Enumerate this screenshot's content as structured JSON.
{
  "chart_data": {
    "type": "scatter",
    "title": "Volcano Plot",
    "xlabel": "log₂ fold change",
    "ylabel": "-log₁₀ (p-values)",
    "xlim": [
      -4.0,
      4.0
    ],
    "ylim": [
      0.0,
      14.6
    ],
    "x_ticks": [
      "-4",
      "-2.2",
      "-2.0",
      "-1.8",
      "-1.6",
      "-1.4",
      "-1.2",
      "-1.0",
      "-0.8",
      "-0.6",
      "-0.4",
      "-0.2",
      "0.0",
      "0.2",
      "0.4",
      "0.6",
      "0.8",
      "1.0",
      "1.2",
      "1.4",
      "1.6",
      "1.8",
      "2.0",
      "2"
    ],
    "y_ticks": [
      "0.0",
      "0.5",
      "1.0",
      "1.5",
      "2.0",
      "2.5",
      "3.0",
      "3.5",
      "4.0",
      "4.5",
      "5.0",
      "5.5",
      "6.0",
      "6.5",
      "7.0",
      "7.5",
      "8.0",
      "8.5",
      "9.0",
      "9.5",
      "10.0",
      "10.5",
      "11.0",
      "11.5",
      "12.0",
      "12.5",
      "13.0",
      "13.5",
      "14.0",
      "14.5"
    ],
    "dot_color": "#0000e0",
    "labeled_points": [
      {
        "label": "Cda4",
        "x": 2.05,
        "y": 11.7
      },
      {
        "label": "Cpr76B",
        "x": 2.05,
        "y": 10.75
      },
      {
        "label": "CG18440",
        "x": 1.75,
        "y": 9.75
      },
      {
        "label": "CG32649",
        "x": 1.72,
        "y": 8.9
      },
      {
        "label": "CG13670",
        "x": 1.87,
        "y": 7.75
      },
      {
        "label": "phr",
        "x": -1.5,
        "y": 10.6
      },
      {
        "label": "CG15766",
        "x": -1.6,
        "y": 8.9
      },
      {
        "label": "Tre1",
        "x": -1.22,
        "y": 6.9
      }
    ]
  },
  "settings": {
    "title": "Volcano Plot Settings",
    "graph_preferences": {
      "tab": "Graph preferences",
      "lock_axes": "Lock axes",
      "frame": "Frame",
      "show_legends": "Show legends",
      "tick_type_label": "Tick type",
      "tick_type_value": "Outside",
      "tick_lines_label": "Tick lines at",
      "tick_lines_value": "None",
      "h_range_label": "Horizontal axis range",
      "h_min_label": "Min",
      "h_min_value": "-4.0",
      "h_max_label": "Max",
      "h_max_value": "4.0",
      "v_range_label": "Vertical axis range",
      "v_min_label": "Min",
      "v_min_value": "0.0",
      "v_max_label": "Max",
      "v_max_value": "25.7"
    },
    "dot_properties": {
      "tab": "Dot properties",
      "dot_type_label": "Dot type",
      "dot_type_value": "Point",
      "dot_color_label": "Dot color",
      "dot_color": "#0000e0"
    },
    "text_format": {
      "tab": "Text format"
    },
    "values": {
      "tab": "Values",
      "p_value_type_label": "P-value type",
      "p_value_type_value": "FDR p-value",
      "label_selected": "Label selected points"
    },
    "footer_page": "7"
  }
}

» What needs to be done:
Report how many lines in the records hold the word "Volcano", giving the number and nothing else.

» Solution to the exercise:
2